> [PROBLEM TO SOLVE] Repeat the material verbatim. Images are excluded from the copy.

··· INFORMATION PROVIDED ···

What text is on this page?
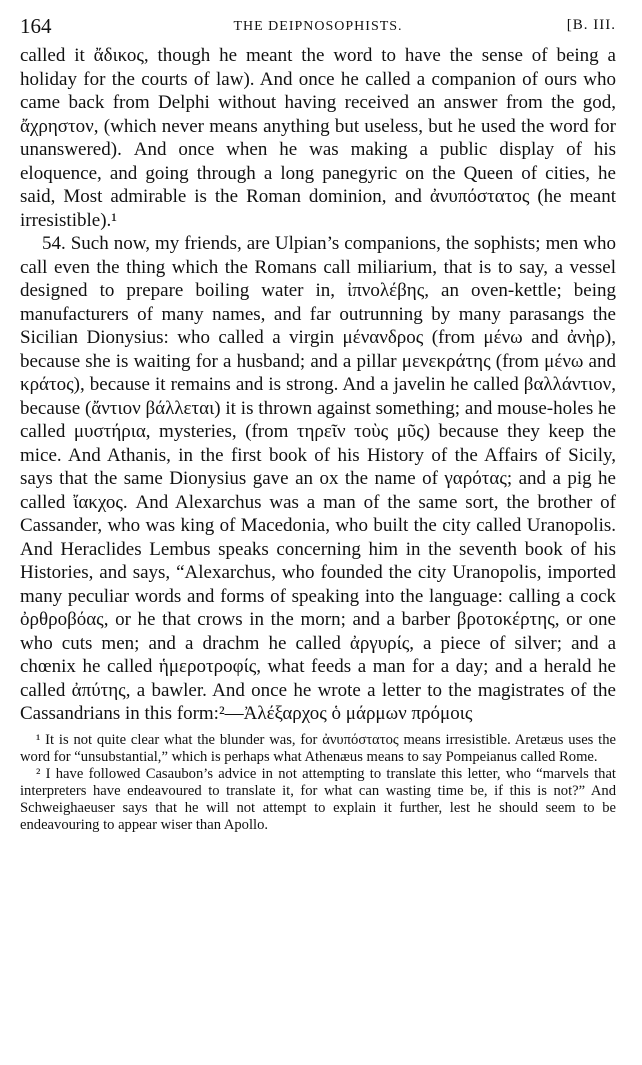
164	THE DEIPNOSOPHISTS.	[B. III.

called it ἄδικος, though he meant the word to have the sense of being a holiday for the courts of law). And once he called a companion of ours who came back from Delphi without having received an answer from the god, ἄχρηστον, (which never means anything but useless, but he used the word for unanswered). And once when he was making a public display of his eloquence, and going through a long panegyric on the Queen of cities, he said, Most admirable is the Roman dominion, and ἀνυπόστατος (he meant irresistible).¹

54. Such now, my friends, are Ulpian’s companions, the sophists; men who call even the thing which the Romans call miliarium, that is to say, a vessel designed to prepare boiling water in, ἰπνολέβης, an oven-kettle; being manufacturers of many names, and far outrunning by many parasangs the Sicilian Dionysius: who called a virgin μένανδρος (from μένω and ἀνὴρ), because she is waiting for a husband; and a pillar μενεκράτης (from μένω and κράτος), because it remains and is strong. And a javelin he called βαλλάντιον, because (ἄντιον βάλλεται) it is thrown against something; and mouse-holes he called μυστήρια, mysteries, (from τηρεῖν τοὺς μῦς) because they keep the mice. And Athanis, in the first book of his History of the Affairs of Sicily, says that the same Dionysius gave an ox the name of γαρότας; and a pig he called ἴακχος. And Alexarchus was a man of the same sort, the brother of Cassander, who was king of Macedonia, who built the city called Uranopolis. And Heraclides Lembus speaks concerning him in the seventh book of his Histories, and says, “Alexarchus, who founded the city Uranopolis, imported many peculiar words and forms of speaking into the language: calling a cock ὀρθροβόας, or he that crows in the morn; and a barber βροτοκέρτης, or one who cuts men; and a drachm he called ἀργυρίς, a piece of silver; and a chœnix he called ἡμεροτροφίς, what feeds a man for a day; and a herald he called ἀπύτης, a bawler. And once he wrote a letter to the magistrates of the Cassandrians in this form:²—Ἀλέξαρχος ὁ μάρμων πρόμοις

¹ It is not quite clear what the blunder was, for ἀνυπόστατος means irresistible. Aretæus uses the word for “unsubstantial,” which is perhaps what Athenæus means to say Pompeianus called Rome.

² I have followed Casaubon’s advice in not attempting to translate this letter, who “marvels that interpreters have endeavoured to translate it, for what can wasting time be, if this is not?” And Schweighaeuser says that he will not attempt to explain it further, lest he should seem to be endeavouring to appear wiser than Apollo.
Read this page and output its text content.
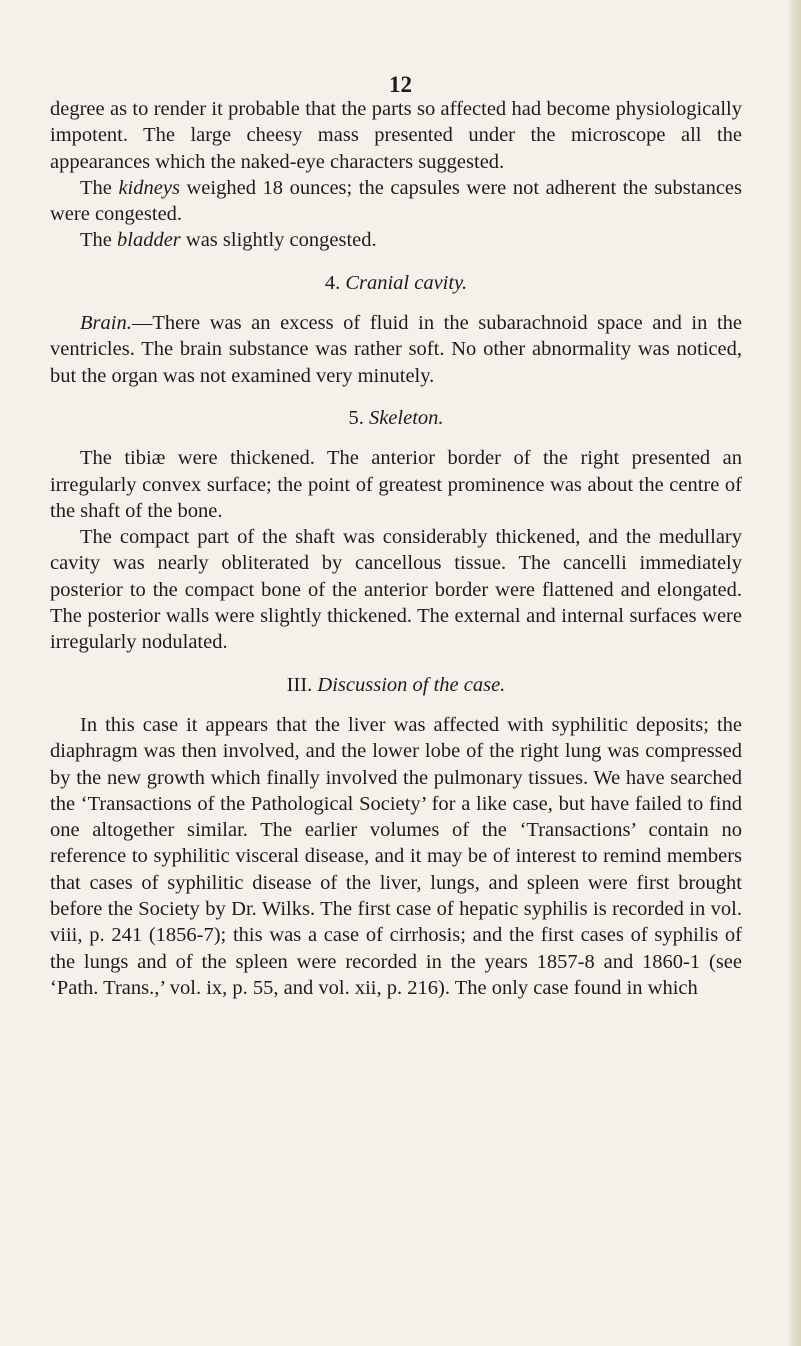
12

degree as to render it probable that the parts so affected had become physiologically impotent. The large cheesy mass presented under the microscope all the appearances which the naked-eye characters suggested.

The kidneys weighed 18 ounces; the capsules were not adherent the substances were congested.

The bladder was slightly congested.

4. Cranial cavity.

Brain.—There was an excess of fluid in the subarachnoid space and in the ventricles. The brain substance was rather soft. No other abnormality was noticed, but the organ was not examined very minutely.

5. Skeleton.

The tibiæ were thickened. The anterior border of the right presented an irregularly convex surface; the point of greatest prominence was about the centre of the shaft of the bone.

The compact part of the shaft was considerably thickened, and the medullary cavity was nearly obliterated by cancellous tissue. The cancelli immediately posterior to the compact bone of the anterior border were flattened and elongated. The posterior walls were slightly thickened. The external and internal surfaces were irregularly nodulated.

III. Discussion of the case.

In this case it appears that the liver was affected with syphilitic deposits; the diaphragm was then involved, and the lower lobe of the right lung was compressed by the new growth which finally involved the pulmonary tissues. We have searched the ‘Transactions of the Pathological Society’ for a like case, but have failed to find one altogether similar. The earlier volumes of the ‘Transactions’ contain no reference to syphilitic visceral disease, and it may be of interest to remind members that cases of syphilitic disease of the liver, lungs, and spleen were first brought before the Society by Dr. Wilks. The first case of hepatic syphilis is recorded in vol. viii, p. 241 (1856-7); this was a case of cirrhosis; and the first cases of syphilis of the lungs and of the spleen were recorded in the years 1857-8 and 1860-1 (see ‘Path. Trans.,’ vol. ix, p. 55, and vol. xii, p. 216). The only case found in which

···

> [FINAL RESULT]
What text is on this page?
164	THE DEIPNOSOPHISTS.	[B. III.

called it ἄδικος, though he meant the word to have the sense of being a holiday for the courts of law). And once he called a companion of ours who came back from Delphi without having received an answer from the god, ἄχρηστον, (which never means anything but useless, but he used the word for unanswered). And once when he was making a public display of his eloquence, and going through a long panegyric on the Queen of cities, he said, Most admirable is the Roman dominion, and ἀνυπόστατος (he meant irresistible).¹

54. Such now, my friends, are Ulpian’s companions, the sophists; men who call even the thing which the Romans call miliarium, that is to say, a vessel designed to prepare boiling water in, ἰπνολέβης, an oven-kettle; being manufacturers of many names, and far outrunning by many parasangs the Sicilian Dionysius: who called a virgin μένανδρος (from μένω and ἀνὴρ), because she is waiting for a husband; and a pillar μενεκράτης (from μένω and κράτος), because it remains and is strong. And a javelin he called βαλλάντιον, because (ἄντιον βάλλεται) it is thrown against something; and mouse-holes he called μυστήρια, mysteries, (from τηρεῖν τοὺς μῦς) because they keep the mice. And Athanis, in the first book of his History of the Affairs of Sicily, says that the same Dionysius gave an ox the name of γαρότας; and a pig he called ἴακχος. And Alexarchus was a man of the same sort, the brother of Cassander, who was king of Macedonia, who built the city called Uranopolis. And Heraclides Lembus speaks concerning him in the seventh book of his Histories, and says, “Alexarchus, who founded the city Uranopolis, imported many peculiar words and forms of speaking into the language: calling a cock ὀρθροβόας, or he that crows in the morn; and a barber βροτοκέρτης, or one who cuts men; and a drachm he called ἀργυρίς, a piece of silver; and a chœnix he called ἡμεροτροφίς, what feeds a man for a day; and a herald he called ἀπύτης, a bawler. And once he wrote a letter to the magistrates of the Cassandrians in this form:²—Ἀλέξαρχος ὁ μάρμων πρόμοις

¹ It is not quite clear what the blunder was, for ἀνυπόστατος means irresistible. Aretæus uses the word for “unsubstantial,” which is perhaps what Athenæus means to say Pompeianus called Rome.

² I have followed Casaubon’s advice in not attempting to translate this letter, who “marvels that interpreters have endeavoured to translate it, for what can wasting time be, if this is not?” And Schweighaeuser says that he will not attempt to explain it further, lest he should seem to be endeavouring to appear wiser than Apollo.
Read this page and output its text content.
12

degree as to render it probable that the parts so affected had become physiologically impotent. The large cheesy mass presented under the microscope all the appearances which the naked-eye characters suggested.

The kidneys weighed 18 ounces; the capsules were not adherent the substances were congested.

The bladder was slightly congested.

4. Cranial cavity.

Brain.—There was an excess of fluid in the subarachnoid space and in the ventricles. The brain substance was rather soft. No other abnormality was noticed, but the organ was not examined very minutely.

5. Skeleton.

The tibiæ were thickened. The anterior border of the right presented an irregularly convex surface; the point of greatest prominence was about the centre of the shaft of the bone.

The compact part of the shaft was considerably thickened, and the medullary cavity was nearly obliterated by cancellous tissue. The cancelli immediately posterior to the compact bone of the anterior border were flattened and elongated. The posterior walls were slightly thickened. The external and internal surfaces were irregularly nodulated.

III. Discussion of the case.

In this case it appears that the liver was affected with syphilitic deposits; the diaphragm was then involved, and the lower lobe of the right lung was compressed by the new growth which finally involved the pulmonary tissues. We have searched the ‘Transactions of the Pathological Society’ for a like case, but have failed to find one altogether similar. The earlier volumes of the ‘Transactions’ contain no reference to syphilitic visceral disease, and it may be of interest to remind members that cases of syphilitic disease of the liver, lungs, and spleen were first brought before the Society by Dr. Wilks. The first case of hepatic syphilis is recorded in vol. viii, p. 241 (1856-7); this was a case of cirrhosis; and the first cases of syphilis of the lungs and of the spleen were recorded in the years 1857-8 and 1860-1 (see ‘Path. Trans.,’ vol. ix, p. 55, and vol. xii, p. 216). The only case found in which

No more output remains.